Records provided:
-=-=-=-=-

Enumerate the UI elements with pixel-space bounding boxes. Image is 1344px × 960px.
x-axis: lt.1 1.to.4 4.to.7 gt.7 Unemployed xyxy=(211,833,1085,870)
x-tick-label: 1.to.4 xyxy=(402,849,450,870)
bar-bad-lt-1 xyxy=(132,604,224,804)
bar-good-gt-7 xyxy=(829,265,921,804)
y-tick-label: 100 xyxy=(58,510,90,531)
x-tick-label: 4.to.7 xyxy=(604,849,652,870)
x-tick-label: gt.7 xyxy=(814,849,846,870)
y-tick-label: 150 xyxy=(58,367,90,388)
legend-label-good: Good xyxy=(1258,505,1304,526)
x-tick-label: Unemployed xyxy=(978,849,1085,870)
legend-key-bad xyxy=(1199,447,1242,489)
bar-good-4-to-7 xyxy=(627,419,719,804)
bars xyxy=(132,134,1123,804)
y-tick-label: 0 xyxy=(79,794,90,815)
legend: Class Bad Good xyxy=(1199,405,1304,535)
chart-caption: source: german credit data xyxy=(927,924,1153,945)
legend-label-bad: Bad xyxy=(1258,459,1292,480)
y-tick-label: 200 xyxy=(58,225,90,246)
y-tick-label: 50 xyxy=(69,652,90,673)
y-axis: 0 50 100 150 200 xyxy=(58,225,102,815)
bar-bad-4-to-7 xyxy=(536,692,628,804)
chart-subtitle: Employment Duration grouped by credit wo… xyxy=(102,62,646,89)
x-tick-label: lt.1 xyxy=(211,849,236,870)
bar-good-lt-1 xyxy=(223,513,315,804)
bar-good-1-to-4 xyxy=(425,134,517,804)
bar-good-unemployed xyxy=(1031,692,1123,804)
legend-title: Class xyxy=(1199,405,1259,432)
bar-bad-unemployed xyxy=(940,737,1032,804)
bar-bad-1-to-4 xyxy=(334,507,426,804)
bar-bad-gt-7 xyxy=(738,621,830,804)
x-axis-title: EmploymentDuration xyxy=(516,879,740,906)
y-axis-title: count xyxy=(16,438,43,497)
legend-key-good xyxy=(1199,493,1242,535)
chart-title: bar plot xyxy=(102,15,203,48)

-=-=-=-=-

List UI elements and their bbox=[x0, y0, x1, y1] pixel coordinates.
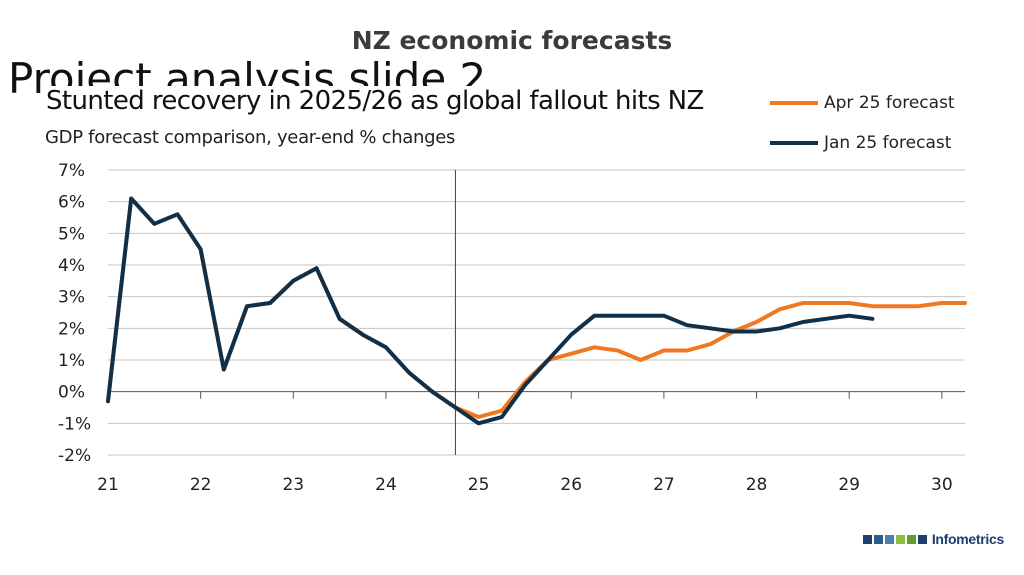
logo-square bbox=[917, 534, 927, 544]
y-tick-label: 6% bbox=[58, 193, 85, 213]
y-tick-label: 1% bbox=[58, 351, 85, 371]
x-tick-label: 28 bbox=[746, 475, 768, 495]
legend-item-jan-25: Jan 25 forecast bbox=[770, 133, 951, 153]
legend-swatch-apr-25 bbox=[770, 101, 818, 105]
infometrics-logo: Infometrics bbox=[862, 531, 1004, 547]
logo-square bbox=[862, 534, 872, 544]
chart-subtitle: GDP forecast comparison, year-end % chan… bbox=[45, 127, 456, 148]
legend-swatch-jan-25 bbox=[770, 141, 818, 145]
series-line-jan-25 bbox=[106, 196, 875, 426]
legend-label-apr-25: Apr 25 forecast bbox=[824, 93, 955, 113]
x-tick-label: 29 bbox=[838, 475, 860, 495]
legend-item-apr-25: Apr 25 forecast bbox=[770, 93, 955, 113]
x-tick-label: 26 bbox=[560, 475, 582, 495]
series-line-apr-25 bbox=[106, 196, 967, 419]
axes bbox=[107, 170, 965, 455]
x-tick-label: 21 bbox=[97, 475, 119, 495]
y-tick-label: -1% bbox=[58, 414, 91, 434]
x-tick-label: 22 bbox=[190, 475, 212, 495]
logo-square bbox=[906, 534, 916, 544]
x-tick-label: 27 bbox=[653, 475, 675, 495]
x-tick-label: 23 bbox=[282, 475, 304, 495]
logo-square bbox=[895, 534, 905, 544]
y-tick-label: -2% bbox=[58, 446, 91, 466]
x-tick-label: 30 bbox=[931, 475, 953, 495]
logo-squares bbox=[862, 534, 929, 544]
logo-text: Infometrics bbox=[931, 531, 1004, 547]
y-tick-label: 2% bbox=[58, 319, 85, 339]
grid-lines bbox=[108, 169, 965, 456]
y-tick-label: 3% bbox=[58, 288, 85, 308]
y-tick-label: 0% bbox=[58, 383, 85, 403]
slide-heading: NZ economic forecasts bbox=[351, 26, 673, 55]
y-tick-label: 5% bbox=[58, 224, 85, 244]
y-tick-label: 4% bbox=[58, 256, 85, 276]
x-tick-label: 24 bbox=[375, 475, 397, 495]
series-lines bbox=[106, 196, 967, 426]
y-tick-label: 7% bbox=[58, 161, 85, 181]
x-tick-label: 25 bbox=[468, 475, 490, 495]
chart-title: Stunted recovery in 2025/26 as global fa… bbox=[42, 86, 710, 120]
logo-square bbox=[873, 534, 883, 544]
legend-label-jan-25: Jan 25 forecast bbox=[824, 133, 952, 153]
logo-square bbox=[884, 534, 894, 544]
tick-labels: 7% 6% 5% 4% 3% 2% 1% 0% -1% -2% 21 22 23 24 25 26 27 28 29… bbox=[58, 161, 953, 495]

-=-=-=-=-

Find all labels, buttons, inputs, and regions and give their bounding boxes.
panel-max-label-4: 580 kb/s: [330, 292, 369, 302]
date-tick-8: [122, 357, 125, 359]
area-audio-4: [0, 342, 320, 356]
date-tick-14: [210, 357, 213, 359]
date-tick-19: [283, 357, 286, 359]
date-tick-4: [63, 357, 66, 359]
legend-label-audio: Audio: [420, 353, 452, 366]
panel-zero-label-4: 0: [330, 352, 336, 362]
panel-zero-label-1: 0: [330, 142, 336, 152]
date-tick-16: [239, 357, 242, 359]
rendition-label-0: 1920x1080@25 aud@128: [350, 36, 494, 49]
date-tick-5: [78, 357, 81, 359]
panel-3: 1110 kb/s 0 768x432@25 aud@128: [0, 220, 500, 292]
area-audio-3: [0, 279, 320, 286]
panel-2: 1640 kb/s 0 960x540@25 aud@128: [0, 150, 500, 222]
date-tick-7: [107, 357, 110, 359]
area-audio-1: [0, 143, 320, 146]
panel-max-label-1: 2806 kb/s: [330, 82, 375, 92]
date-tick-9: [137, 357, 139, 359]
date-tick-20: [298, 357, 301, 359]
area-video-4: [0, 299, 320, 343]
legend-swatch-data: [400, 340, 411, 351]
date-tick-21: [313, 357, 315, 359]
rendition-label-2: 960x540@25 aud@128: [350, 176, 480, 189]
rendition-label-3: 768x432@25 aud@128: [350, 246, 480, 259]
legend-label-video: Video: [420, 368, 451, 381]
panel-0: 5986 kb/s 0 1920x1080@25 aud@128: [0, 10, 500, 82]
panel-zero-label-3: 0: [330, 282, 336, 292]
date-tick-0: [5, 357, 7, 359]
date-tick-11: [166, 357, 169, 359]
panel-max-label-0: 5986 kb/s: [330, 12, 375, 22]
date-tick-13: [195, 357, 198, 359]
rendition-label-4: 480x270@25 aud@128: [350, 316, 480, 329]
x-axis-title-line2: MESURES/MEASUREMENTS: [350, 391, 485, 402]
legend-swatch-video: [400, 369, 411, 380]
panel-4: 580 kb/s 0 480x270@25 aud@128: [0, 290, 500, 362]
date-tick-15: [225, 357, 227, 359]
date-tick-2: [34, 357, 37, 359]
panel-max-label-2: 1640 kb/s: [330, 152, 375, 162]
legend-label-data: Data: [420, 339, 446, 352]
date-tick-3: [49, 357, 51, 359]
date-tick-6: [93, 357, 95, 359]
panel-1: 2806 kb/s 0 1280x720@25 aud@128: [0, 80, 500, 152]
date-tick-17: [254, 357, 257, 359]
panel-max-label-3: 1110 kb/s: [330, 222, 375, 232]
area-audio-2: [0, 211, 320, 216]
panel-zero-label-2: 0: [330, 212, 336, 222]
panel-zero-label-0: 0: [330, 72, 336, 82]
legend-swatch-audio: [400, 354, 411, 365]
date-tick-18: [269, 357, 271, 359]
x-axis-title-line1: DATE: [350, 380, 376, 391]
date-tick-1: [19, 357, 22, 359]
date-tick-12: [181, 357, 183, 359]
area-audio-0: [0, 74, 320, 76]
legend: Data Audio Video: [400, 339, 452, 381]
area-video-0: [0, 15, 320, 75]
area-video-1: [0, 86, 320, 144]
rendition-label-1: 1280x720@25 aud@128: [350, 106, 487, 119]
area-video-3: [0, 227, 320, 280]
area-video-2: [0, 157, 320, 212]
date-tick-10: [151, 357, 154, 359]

-=-=-=-=-

Required work: Copy the entries from the line with "Enumerate the UI" through the line with "chart-title: bar plot xyxy=(102,15,203,48)", with both of those lines included, and reproduce each line unchanged.

Task result:
Enumerate the UI elements with pixel-space bounding boxes. Image is 1344px × 960px.
x-axis: lt.1 1.to.4 4.to.7 gt.7 Unemployed xyxy=(211,833,1085,870)
x-tick-label: 1.to.4 xyxy=(402,849,450,870)
bar-bad-lt-1 xyxy=(132,604,224,804)
bar-good-gt-7 xyxy=(829,265,921,804)
y-tick-label: 100 xyxy=(58,510,90,531)
x-tick-label: 4.to.7 xyxy=(604,849,652,870)
x-tick-label: gt.7 xyxy=(814,849,846,870)
y-tick-label: 150 xyxy=(58,367,90,388)
legend-label-good: Good xyxy=(1258,505,1304,526)
x-tick-label: Unemployed xyxy=(978,849,1085,870)
legend-key-bad xyxy=(1199,447,1242,489)
bar-good-4-to-7 xyxy=(627,419,719,804)
bars xyxy=(132,134,1123,804)
y-tick-label: 0 xyxy=(79,794,90,815)
legend: Class Bad Good xyxy=(1199,405,1304,535)
chart-caption: source: german credit data xyxy=(927,924,1153,945)
legend-label-bad: Bad xyxy=(1258,459,1292,480)
y-tick-label: 200 xyxy=(58,225,90,246)
y-tick-label: 50 xyxy=(69,652,90,673)
y-axis: 0 50 100 150 200 xyxy=(58,225,102,815)
bar-bad-4-to-7 xyxy=(536,692,628,804)
chart-subtitle: Employment Duration grouped by credit wo… xyxy=(102,62,646,89)
x-tick-label: lt.1 xyxy=(211,849,236,870)
bar-good-lt-1 xyxy=(223,513,315,804)
bar-good-1-to-4 xyxy=(425,134,517,804)
bar-good-unemployed xyxy=(1031,692,1123,804)
legend-title: Class xyxy=(1199,405,1259,432)
bar-bad-unemployed xyxy=(940,737,1032,804)
bar-bad-1-to-4 xyxy=(334,507,426,804)
bar-bad-gt-7 xyxy=(738,621,830,804)
x-axis-title: EmploymentDuration xyxy=(516,879,740,906)
y-axis-title: count xyxy=(16,438,43,497)
legend-key-good xyxy=(1199,493,1242,535)
chart-title: bar plot xyxy=(102,15,203,48)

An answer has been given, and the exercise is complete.